#### [Chart and figure data]
--

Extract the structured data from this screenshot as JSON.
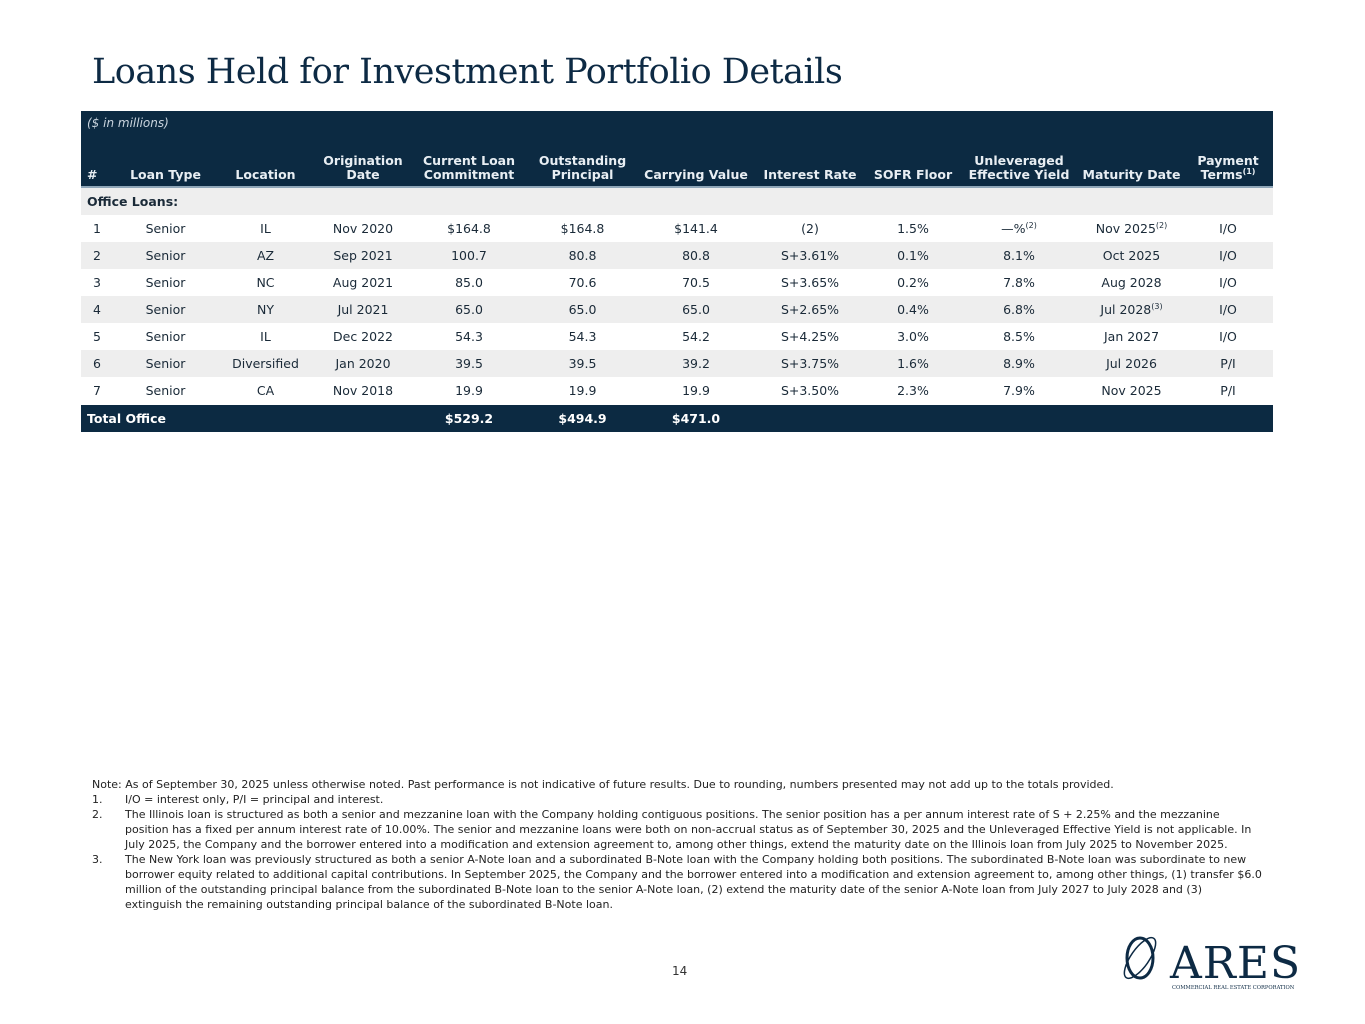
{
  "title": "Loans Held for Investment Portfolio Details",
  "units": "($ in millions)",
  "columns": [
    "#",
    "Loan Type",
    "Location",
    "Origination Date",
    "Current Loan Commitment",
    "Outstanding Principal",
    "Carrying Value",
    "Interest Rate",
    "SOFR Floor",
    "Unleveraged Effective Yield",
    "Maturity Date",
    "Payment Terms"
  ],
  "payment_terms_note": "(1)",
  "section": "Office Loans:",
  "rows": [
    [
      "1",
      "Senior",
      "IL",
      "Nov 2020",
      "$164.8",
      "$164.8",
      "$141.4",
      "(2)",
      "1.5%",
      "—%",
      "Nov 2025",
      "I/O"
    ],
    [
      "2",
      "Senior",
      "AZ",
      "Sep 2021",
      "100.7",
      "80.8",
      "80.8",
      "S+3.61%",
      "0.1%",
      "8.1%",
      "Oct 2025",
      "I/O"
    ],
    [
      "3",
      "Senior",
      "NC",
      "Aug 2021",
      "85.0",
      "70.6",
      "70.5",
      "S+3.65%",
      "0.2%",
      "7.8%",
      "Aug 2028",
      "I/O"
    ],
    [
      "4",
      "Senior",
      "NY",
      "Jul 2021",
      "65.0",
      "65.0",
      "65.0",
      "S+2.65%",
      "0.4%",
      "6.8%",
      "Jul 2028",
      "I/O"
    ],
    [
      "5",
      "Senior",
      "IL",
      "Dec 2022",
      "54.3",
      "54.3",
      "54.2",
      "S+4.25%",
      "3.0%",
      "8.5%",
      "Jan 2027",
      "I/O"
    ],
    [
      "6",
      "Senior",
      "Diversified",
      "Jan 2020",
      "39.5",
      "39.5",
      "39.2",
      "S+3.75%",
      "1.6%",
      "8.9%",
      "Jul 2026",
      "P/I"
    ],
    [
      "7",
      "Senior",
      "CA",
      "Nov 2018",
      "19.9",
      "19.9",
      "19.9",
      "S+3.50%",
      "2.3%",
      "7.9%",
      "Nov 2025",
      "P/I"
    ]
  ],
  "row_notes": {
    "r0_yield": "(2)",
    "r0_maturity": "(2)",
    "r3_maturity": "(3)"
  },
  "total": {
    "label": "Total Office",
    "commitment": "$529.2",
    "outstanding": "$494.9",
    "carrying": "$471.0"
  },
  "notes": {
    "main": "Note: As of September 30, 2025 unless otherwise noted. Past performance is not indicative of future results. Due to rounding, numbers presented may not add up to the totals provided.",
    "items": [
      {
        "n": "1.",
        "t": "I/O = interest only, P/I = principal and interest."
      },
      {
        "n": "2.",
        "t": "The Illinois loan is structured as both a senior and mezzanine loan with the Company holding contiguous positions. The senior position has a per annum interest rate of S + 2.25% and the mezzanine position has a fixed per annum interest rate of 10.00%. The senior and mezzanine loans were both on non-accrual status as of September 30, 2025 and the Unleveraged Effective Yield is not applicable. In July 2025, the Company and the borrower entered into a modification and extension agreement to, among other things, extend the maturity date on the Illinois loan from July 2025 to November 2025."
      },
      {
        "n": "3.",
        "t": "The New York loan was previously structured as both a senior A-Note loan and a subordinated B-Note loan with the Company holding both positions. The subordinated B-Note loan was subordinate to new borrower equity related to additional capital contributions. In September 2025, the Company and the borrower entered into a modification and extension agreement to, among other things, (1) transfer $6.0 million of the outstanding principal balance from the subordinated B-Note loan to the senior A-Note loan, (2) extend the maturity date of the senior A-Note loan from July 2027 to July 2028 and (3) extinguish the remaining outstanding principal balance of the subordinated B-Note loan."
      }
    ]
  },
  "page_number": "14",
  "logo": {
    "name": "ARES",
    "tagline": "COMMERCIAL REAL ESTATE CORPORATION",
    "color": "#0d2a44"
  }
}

--

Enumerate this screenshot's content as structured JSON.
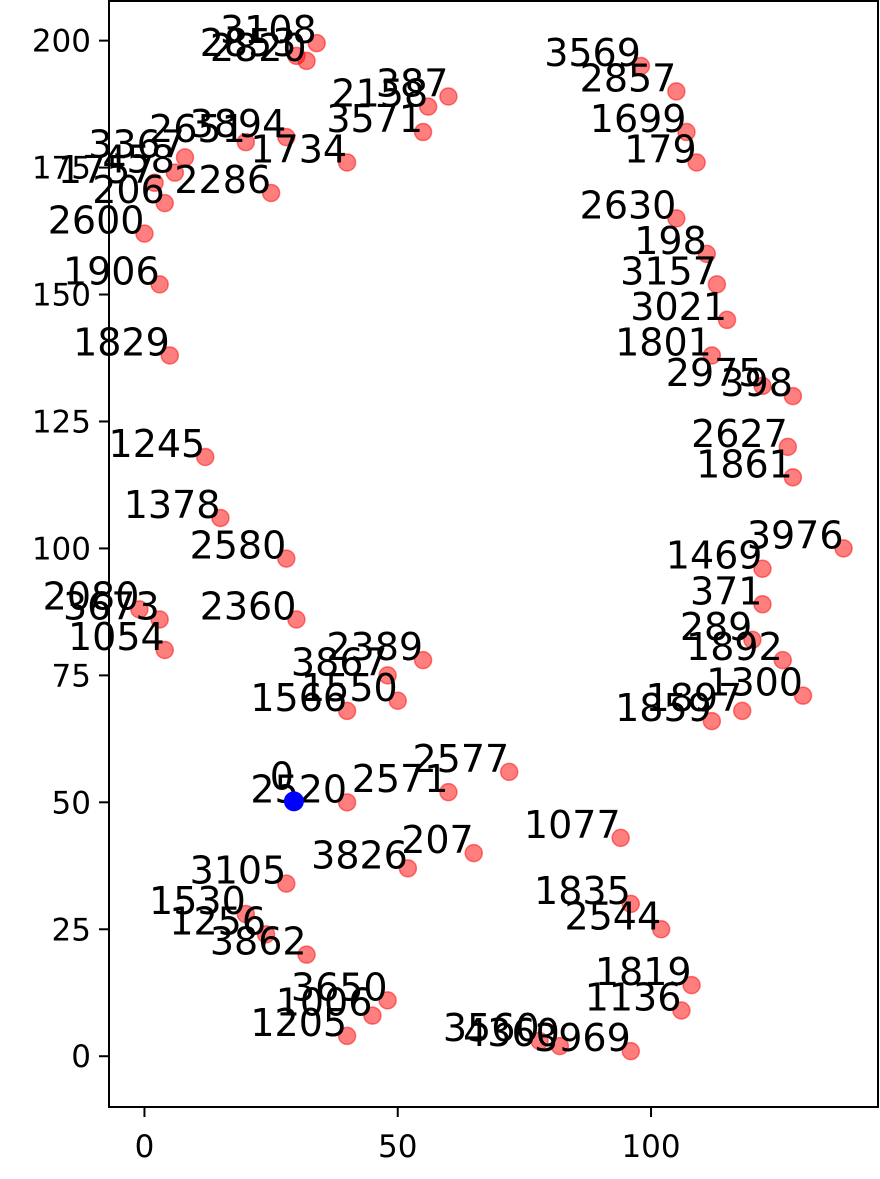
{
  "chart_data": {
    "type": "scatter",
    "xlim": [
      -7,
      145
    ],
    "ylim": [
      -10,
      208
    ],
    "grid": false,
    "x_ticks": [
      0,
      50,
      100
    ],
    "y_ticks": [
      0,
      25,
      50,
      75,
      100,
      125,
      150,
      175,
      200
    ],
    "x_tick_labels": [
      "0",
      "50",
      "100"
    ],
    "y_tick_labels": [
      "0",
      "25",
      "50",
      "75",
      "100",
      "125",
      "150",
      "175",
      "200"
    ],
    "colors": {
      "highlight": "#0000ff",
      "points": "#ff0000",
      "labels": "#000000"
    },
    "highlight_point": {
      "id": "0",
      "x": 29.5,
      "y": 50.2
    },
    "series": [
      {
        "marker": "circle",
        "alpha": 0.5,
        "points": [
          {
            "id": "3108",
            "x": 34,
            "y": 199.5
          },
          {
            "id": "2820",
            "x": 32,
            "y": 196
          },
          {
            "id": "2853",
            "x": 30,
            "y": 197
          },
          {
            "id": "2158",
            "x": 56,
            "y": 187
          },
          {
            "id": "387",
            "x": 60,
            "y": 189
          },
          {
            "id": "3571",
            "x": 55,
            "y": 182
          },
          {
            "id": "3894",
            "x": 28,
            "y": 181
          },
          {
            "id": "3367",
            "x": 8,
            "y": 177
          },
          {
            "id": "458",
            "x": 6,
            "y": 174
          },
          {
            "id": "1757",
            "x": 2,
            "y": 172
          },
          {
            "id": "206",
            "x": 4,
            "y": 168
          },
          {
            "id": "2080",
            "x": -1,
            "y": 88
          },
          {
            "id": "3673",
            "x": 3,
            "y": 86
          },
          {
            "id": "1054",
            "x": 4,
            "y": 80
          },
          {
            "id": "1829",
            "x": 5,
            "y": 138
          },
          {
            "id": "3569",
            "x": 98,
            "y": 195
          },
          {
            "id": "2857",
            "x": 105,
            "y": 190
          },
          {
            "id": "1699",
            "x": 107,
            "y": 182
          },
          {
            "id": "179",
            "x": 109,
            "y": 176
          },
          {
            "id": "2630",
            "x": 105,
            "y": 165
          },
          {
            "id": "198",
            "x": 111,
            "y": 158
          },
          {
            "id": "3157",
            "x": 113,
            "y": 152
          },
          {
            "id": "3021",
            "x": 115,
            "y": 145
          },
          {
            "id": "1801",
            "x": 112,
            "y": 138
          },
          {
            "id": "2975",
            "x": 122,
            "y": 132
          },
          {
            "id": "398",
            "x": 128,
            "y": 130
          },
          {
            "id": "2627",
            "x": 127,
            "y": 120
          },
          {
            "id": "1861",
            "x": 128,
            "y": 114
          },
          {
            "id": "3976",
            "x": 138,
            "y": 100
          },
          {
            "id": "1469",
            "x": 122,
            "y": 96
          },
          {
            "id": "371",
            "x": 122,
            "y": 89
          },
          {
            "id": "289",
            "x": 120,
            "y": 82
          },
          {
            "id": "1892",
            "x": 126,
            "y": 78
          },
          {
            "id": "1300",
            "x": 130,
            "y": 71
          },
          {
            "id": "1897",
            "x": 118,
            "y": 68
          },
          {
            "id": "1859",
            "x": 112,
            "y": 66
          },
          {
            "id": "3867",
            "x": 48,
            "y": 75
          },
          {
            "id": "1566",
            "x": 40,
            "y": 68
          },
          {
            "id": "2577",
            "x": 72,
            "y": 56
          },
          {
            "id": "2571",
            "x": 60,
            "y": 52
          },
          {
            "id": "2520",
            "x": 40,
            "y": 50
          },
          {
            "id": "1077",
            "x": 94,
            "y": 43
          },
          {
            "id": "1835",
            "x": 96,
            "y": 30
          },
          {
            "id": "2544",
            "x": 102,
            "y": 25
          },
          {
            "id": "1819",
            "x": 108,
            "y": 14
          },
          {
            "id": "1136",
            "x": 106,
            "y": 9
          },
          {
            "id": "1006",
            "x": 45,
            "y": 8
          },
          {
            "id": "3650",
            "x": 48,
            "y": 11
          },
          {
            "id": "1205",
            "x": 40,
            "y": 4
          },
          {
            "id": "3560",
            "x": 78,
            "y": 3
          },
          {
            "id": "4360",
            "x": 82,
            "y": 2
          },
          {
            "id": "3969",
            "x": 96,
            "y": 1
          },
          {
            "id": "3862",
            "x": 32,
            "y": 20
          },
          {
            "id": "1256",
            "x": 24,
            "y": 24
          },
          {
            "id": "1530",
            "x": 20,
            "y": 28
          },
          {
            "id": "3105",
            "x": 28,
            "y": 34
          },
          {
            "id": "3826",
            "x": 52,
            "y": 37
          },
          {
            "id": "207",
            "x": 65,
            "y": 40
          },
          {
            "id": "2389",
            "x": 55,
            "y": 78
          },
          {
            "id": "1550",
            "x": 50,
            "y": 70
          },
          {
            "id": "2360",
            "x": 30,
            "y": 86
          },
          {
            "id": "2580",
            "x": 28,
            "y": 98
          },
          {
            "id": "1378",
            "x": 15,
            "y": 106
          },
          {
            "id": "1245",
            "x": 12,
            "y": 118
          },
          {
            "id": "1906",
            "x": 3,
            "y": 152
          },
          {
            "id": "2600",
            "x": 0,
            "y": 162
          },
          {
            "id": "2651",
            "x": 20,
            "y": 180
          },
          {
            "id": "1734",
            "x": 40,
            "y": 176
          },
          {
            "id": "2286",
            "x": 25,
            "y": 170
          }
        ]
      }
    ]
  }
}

--

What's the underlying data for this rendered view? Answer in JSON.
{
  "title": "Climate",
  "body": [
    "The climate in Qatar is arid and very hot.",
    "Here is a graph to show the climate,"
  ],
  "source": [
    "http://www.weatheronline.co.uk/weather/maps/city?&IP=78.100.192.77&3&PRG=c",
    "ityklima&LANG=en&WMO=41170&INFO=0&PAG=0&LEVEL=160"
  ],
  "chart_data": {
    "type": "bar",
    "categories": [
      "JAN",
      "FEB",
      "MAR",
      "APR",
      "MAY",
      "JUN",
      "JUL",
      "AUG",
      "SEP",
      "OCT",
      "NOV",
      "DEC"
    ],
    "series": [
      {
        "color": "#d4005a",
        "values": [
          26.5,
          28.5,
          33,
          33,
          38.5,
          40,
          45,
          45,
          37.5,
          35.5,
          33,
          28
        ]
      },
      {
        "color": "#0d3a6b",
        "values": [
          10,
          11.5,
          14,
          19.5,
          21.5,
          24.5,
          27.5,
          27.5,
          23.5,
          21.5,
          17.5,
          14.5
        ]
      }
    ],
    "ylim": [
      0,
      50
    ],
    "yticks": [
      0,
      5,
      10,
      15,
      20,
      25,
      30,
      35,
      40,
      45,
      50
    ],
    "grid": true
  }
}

--

#### [Objective]
What is the number of lines in the listing that include the word "Unleveraged"? Give that number and nothing else.

#### [Expected answer]
2